::: Dataset entries

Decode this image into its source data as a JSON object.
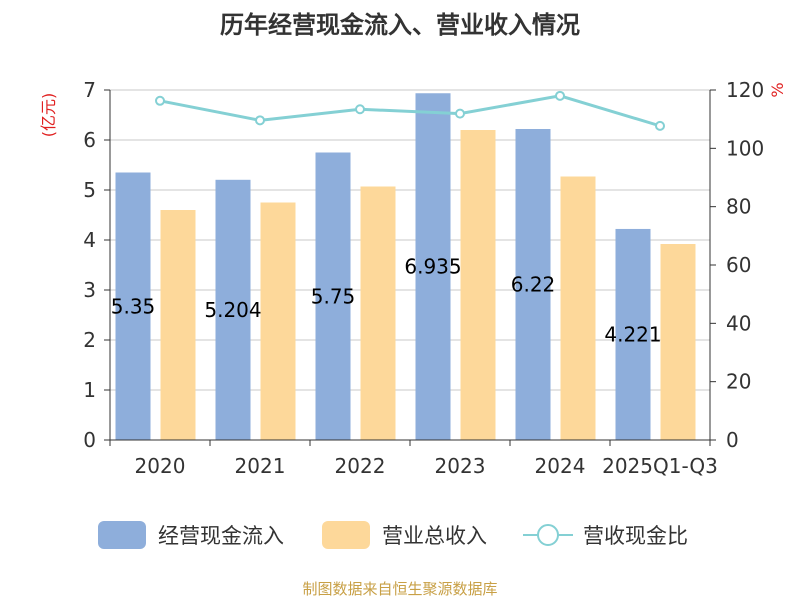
{
  "chart_data": {
    "type": "bar",
    "title": "历年经营现金流入、营业收入情况",
    "categories": [
      "2020",
      "2021",
      "2022",
      "2023",
      "2024",
      "2025Q1-Q3"
    ],
    "y_left_unit": "(亿元)",
    "y_right_unit": "%",
    "y_left_range": [
      0,
      7
    ],
    "y_right_range": [
      0,
      120
    ],
    "y_left_ticks": [
      "0",
      "1",
      "2",
      "3",
      "4",
      "5",
      "6",
      "7"
    ],
    "y_right_ticks": [
      "0",
      "20",
      "40",
      "60",
      "80",
      "100",
      "120"
    ],
    "grid": true,
    "legend_position": "bottom",
    "series": [
      {
        "name": "经营现金流入",
        "type": "bar",
        "axis": "left",
        "color": "#8eaedb",
        "values": [
          5.35,
          5.204,
          5.75,
          6.935,
          6.22,
          4.221
        ],
        "labels": [
          "5.35",
          "5.204",
          "5.75",
          "6.935",
          "6.22",
          "4.221"
        ]
      },
      {
        "name": "营业总收入",
        "type": "bar",
        "axis": "left",
        "color": "#fdd89a",
        "values": [
          4.6,
          4.75,
          5.07,
          6.2,
          5.27,
          3.92
        ]
      },
      {
        "name": "营收现金比",
        "type": "line",
        "axis": "right",
        "color": "#84d0d4",
        "values": [
          116.3,
          109.6,
          113.4,
          111.9,
          118.0,
          107.7
        ]
      }
    ],
    "source": "制图数据来自恒生聚源数据库"
  }
}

::::::

--- Stated exercise ---
Reproduce the material above in full, exactly, with no images.

--- Full answer ---
Decode this image into its source data as a JSON object.
{
  "chart_data": {
    "type": "bar",
    "title": "历年经营现金流入、营业收入情况",
    "categories": [
      "2020",
      "2021",
      "2022",
      "2023",
      "2024",
      "2025Q1-Q3"
    ],
    "y_left_unit": "(亿元)",
    "y_right_unit": "%",
    "y_left_range": [
      0,
      7
    ],
    "y_right_range": [
      0,
      120
    ],
    "y_left_ticks": [
      "0",
      "1",
      "2",
      "3",
      "4",
      "5",
      "6",
      "7"
    ],
    "y_right_ticks": [
      "0",
      "20",
      "40",
      "60",
      "80",
      "100",
      "120"
    ],
    "grid": true,
    "legend_position": "bottom",
    "series": [
      {
        "name": "经营现金流入",
        "type": "bar",
        "axis": "left",
        "color": "#8eaedb",
        "values": [
          5.35,
          5.204,
          5.75,
          6.935,
          6.22,
          4.221
        ],
        "labels": [
          "5.35",
          "5.204",
          "5.75",
          "6.935",
          "6.22",
          "4.221"
        ]
      },
      {
        "name": "营业总收入",
        "type": "bar",
        "axis": "left",
        "color": "#fdd89a",
        "values": [
          4.6,
          4.75,
          5.07,
          6.2,
          5.27,
          3.92
        ]
      },
      {
        "name": "营收现金比",
        "type": "line",
        "axis": "right",
        "color": "#84d0d4",
        "values": [
          116.3,
          109.6,
          113.4,
          111.9,
          118.0,
          107.7
        ]
      }
    ],
    "source": "制图数据来自恒生聚源数据库"
  }
}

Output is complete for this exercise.